Data entries:
+-------+

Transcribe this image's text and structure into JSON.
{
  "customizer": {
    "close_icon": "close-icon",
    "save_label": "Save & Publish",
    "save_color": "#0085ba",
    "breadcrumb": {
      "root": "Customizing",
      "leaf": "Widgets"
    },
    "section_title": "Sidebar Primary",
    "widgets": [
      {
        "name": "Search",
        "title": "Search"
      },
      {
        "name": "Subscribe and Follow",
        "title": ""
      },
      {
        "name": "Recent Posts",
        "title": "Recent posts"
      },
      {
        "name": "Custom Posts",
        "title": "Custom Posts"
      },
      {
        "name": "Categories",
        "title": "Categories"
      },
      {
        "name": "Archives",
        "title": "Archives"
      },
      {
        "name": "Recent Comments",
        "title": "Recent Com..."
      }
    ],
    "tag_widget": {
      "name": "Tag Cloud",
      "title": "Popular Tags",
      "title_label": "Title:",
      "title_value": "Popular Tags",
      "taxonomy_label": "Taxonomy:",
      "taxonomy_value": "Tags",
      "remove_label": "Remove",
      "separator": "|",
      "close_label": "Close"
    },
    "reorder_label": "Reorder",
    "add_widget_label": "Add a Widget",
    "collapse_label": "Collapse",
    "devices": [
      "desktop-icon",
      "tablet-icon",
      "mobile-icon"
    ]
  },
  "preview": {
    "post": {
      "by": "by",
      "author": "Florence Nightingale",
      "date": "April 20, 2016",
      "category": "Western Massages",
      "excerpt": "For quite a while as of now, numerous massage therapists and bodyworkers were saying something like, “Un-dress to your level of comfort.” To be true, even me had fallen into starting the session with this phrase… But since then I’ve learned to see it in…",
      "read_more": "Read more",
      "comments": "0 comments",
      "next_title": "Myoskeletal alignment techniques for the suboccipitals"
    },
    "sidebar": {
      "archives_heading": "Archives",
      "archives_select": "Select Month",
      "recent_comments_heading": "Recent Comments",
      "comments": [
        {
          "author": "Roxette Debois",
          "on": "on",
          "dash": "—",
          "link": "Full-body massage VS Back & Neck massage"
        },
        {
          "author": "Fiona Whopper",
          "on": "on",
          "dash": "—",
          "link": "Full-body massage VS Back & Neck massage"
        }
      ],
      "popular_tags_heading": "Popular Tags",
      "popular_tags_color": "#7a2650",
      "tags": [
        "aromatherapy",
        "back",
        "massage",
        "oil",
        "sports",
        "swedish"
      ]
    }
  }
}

+-------+

# What you will do
Using the material above, print every entry exactly as written.

# Task response
Transcribe this image's text and structure into JSON.
{
  "customizer": {
    "close_icon": "close-icon",
    "save_label": "Save & Publish",
    "save_color": "#0085ba",
    "breadcrumb": {
      "root": "Customizing",
      "leaf": "Widgets"
    },
    "section_title": "Sidebar Primary",
    "widgets": [
      {
        "name": "Search",
        "title": "Search"
      },
      {
        "name": "Subscribe and Follow",
        "title": ""
      },
      {
        "name": "Recent Posts",
        "title": "Recent posts"
      },
      {
        "name": "Custom Posts",
        "title": "Custom Posts"
      },
      {
        "name": "Categories",
        "title": "Categories"
      },
      {
        "name": "Archives",
        "title": "Archives"
      },
      {
        "name": "Recent Comments",
        "title": "Recent Com..."
      }
    ],
    "tag_widget": {
      "name": "Tag Cloud",
      "title": "Popular Tags",
      "title_label": "Title:",
      "title_value": "Popular Tags",
      "taxonomy_label": "Taxonomy:",
      "taxonomy_value": "Tags",
      "remove_label": "Remove",
      "separator": "|",
      "close_label": "Close"
    },
    "reorder_label": "Reorder",
    "add_widget_label": "Add a Widget",
    "collapse_label": "Collapse",
    "devices": [
      "desktop-icon",
      "tablet-icon",
      "mobile-icon"
    ]
  },
  "preview": {
    "post": {
      "by": "by",
      "author": "Florence Nightingale",
      "date": "April 20, 2016",
      "category": "Western Massages",
      "excerpt": "For quite a while as of now, numerous massage therapists and bodyworkers were saying something like, “Un-dress to your level of comfort.” To be true, even me had fallen into starting the session with this phrase… But since then I’ve learned to see it in…",
      "read_more": "Read more",
      "comments": "0 comments",
      "next_title": "Myoskeletal alignment techniques for the suboccipitals"
    },
    "sidebar": {
      "archives_heading": "Archives",
      "archives_select": "Select Month",
      "recent_comments_heading": "Recent Comments",
      "comments": [
        {
          "author": "Roxette Debois",
          "on": "on",
          "dash": "—",
          "link": "Full-body massage VS Back & Neck massage"
        },
        {
          "author": "Fiona Whopper",
          "on": "on",
          "dash": "—",
          "link": "Full-body massage VS Back & Neck massage"
        }
      ],
      "popular_tags_heading": "Popular Tags",
      "popular_tags_color": "#7a2650",
      "tags": [
        "aromatherapy",
        "back",
        "massage",
        "oil",
        "sports",
        "swedish"
      ]
    }
  }
}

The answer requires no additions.